**Aufgabe 1**
Schreib den Lesetext über das Essen mit den Dorfmännern vollständig und Wort für Wort ab.

**Lesetext**

==========

Auf den Tischen steht bereits das Essen. Suppe, Brot, Oliven, Datteln, Salat und irgendwas Süßes. Wir setzen uns und sind kurz alleine im Raum. Es dauert jedoch keine 3 Minuten bis der Rest der Dorfmänner eintrudelt. Unser Tisch und der Raum füllt sich. Der Dorfchef sitzt rechts von mir und grinst. Irgendwann wird angefangen - das Zeichen dazu habe ich wohl überhört.
Ferit - was wohl eher sein Spitzname ist - fragt mich ein paar Sachen und übersetzt den anderen. Ich soll raten wer von zwei Anwesenden der Gefährlichere ist und sie raten wie alt ich wohl bin. Unter anderem werde ich auf 18 geschätzt!Radeln hält jung.
Ich esse solange bis es mir zu peinlich wird. Unser Gastgeber ist schon rauchen gegangen, der Rest des Dorfes ist auch schon draußen und einer seiner Freunde sitzt wohl nur noch neben mir, weil er mich nicht völlig allein im Raum lassen will.

==========

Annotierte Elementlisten
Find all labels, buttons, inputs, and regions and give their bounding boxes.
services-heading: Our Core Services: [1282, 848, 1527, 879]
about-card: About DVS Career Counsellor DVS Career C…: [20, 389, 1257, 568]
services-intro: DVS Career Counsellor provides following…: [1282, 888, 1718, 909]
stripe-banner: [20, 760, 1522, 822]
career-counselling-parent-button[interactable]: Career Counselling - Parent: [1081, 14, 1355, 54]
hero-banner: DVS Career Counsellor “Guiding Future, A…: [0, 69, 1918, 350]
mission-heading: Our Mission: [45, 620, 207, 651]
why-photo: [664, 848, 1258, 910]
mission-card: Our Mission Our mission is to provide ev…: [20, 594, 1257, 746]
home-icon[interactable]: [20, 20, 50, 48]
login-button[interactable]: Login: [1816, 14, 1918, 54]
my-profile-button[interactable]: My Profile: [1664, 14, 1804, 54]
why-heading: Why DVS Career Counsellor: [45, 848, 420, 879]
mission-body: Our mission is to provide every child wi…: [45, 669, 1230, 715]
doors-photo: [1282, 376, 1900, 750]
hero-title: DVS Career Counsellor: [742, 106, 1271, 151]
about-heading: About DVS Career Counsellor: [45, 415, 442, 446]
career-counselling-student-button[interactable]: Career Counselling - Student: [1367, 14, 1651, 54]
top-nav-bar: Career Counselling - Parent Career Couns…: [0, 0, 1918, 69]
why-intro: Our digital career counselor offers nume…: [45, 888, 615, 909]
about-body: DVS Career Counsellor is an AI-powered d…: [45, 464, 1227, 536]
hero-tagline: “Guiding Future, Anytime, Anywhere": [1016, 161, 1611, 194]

==========

**Aufgabe 2**
Wie viele Zeilen oben enthalten die Zeichenfolge „services“? Gib nur die Zahl an.

**Ergebnis 1**
Auf den Tischen steht bereits das Essen. Suppe, Brot, Oliven, Datteln, Salat und irgendwas Süßes. Wir setzen uns und sind kurz alleine im Raum. Es dauert jedoch keine 3 Minuten bis der Rest der Dorfmänner eintrudelt. Unser Tisch und der Raum füllt sich. Der Dorfchef sitzt rechts von mir und grinst. Irgendwann wird angefangen - das Zeichen dazu habe ich wohl überhört.
Ferit - was wohl eher sein Spitzname ist - fragt mich ein paar Sachen und übersetzt den anderen. Ich soll raten wer von zwei Anwesenden der Gefährlichere ist und sie raten wie alt ich wohl bin. Unter anderem werde ich auf 18 geschätzt!Radeln hält jung.
Ich esse solange bis es mir zu peinlich wird. Unser Gastgeber ist schon rauchen gegangen, der Rest des Dorfes ist auch schon draußen und einer seiner Freunde sitzt wohl nur noch neben mir, weil er mich nicht völlig allein im Raum lassen will.

**Ergebnis 2**
2